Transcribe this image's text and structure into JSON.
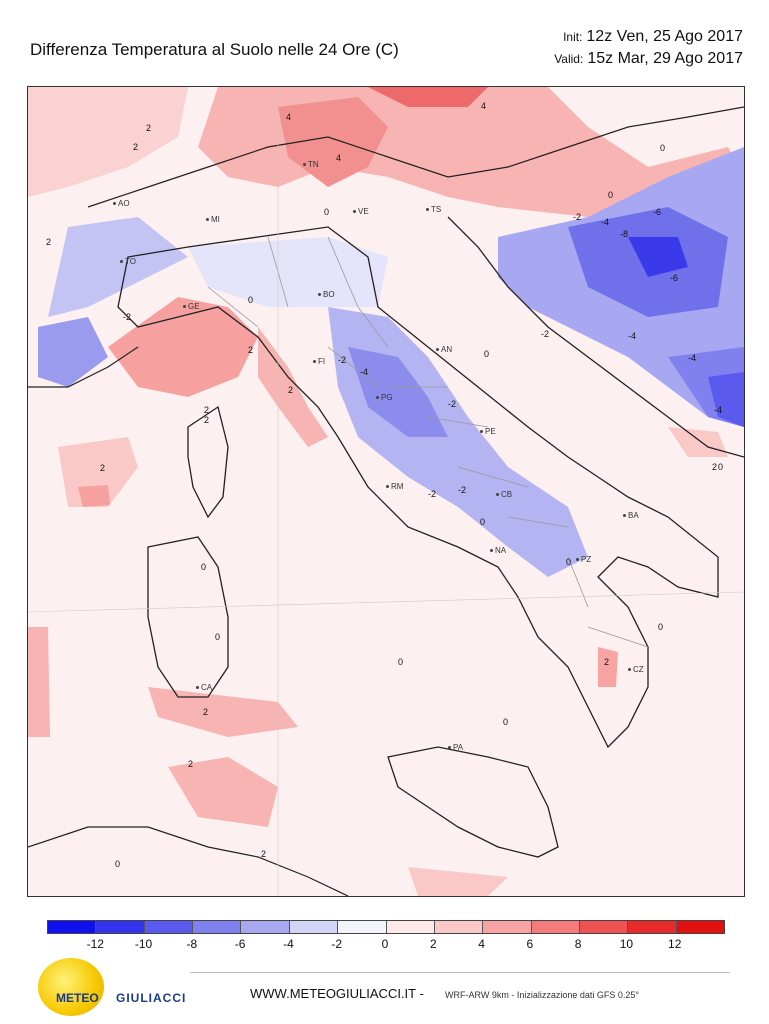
{
  "header": {
    "title": "Differenza Temperatura al Suolo nelle 24 Ore   (C)",
    "init_label": "Init:",
    "init_value": "12z Ven, 25 Ago 2017",
    "valid_label": "Valid:",
    "valid_value": "15z Mar, 29 Ago 2017"
  },
  "map": {
    "cities": [
      {
        "name": "AO"
      },
      {
        "name": "TO"
      },
      {
        "name": "MI"
      },
      {
        "name": "VE"
      },
      {
        "name": "TN"
      },
      {
        "name": "TS"
      },
      {
        "name": "GE"
      },
      {
        "name": "BO"
      },
      {
        "name": "FI"
      },
      {
        "name": "PG"
      },
      {
        "name": "AN"
      },
      {
        "name": "PE"
      },
      {
        "name": "RM"
      },
      {
        "name": "CB"
      },
      {
        "name": "NA"
      },
      {
        "name": "BA"
      },
      {
        "name": "PZ"
      },
      {
        "name": "CZ"
      },
      {
        "name": "PA"
      },
      {
        "name": "CA"
      }
    ],
    "contour_labels": [
      "2",
      "2",
      "2",
      "4",
      "4",
      "4",
      "0",
      "0",
      "-2",
      "-4",
      "-6",
      "-8",
      "-6",
      "-2",
      "-4",
      "-4",
      "-4",
      "0",
      "-2",
      "2",
      "2",
      "0",
      "-2",
      "-4",
      "0",
      "-2",
      "-2",
      "-2",
      "0",
      "2",
      "2",
      "0",
      "0",
      "2",
      "0",
      "2",
      "0",
      "0",
      "2",
      "0",
      "2",
      "2",
      "0",
      "2",
      "0"
    ]
  },
  "colorbar": {
    "colors": [
      "#1010ee",
      "#3434ee",
      "#5a5aee",
      "#8080ee",
      "#a8a8f2",
      "#d4d4f8",
      "#f4f4fc",
      "#fde9e9",
      "#fbc8c8",
      "#f8a4a4",
      "#f47c7c",
      "#ee5252",
      "#e82a2a",
      "#e01010"
    ],
    "ticks": [
      "-12",
      "-10",
      "-8",
      "-6",
      "-4",
      "-2",
      "0",
      "2",
      "4",
      "6",
      "8",
      "10",
      "12"
    ]
  },
  "footer": {
    "logo_part1": "METEO",
    "logo_part2": "GIULIACCI",
    "url": "WWW.METEOGIULIACCI.IT -",
    "model": "WRF-ARW 9km - Inizializzazione dati GFS 0.25°"
  }
}
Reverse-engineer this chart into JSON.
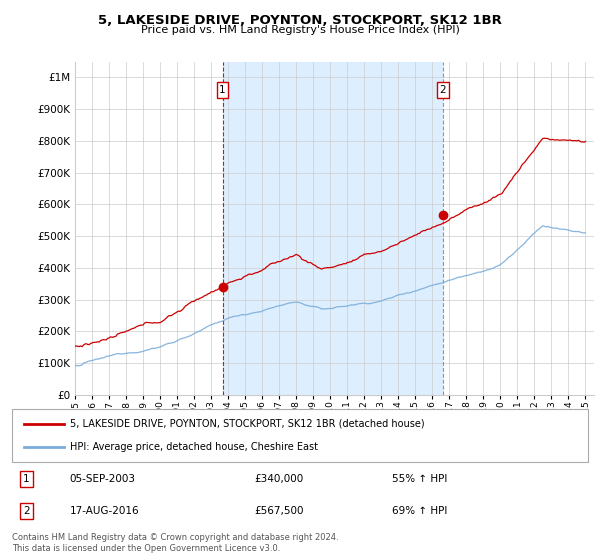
{
  "title": "5, LAKESIDE DRIVE, POYNTON, STOCKPORT, SK12 1BR",
  "subtitle": "Price paid vs. HM Land Registry's House Price Index (HPI)",
  "ytick_values": [
    0,
    100000,
    200000,
    300000,
    400000,
    500000,
    600000,
    700000,
    800000,
    900000,
    1000000
  ],
  "ylim": [
    0,
    1050000
  ],
  "xlim_start": 1995.0,
  "xlim_end": 2025.5,
  "hpi_color": "#7aaddb",
  "price_color": "#cc0000",
  "shade_color": "#ddeeff",
  "marker1_year": 2003.67,
  "marker1_price": 340000,
  "marker2_year": 2016.62,
  "marker2_price": 567500,
  "marker1_date": "05-SEP-2003",
  "marker1_amount": "£340,000",
  "marker1_pct": "55% ↑ HPI",
  "marker2_date": "17-AUG-2016",
  "marker2_amount": "£567,500",
  "marker2_pct": "69% ↑ HPI",
  "legend_property": "5, LAKESIDE DRIVE, POYNTON, STOCKPORT, SK12 1BR (detached house)",
  "legend_hpi": "HPI: Average price, detached house, Cheshire East",
  "footer": "Contains HM Land Registry data © Crown copyright and database right 2024.\nThis data is licensed under the Open Government Licence v3.0.",
  "xticks": [
    1995,
    1996,
    1997,
    1998,
    1999,
    2000,
    2001,
    2002,
    2003,
    2004,
    2005,
    2006,
    2007,
    2008,
    2009,
    2010,
    2011,
    2012,
    2013,
    2014,
    2015,
    2016,
    2017,
    2018,
    2019,
    2020,
    2021,
    2022,
    2023,
    2024,
    2025
  ]
}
....................
Extract, from the listing above, every line where the string "LAKESIDE" occurs.

**SOLUTION BELOW**
  "title": "5, LAKESIDE DRIVE, POYNTON, STOCKPORT, SK12 1BR",
  "legend_property": "5, LAKESIDE DRIVE, POYNTON, STOCKPORT, SK12 1BR (detached house)",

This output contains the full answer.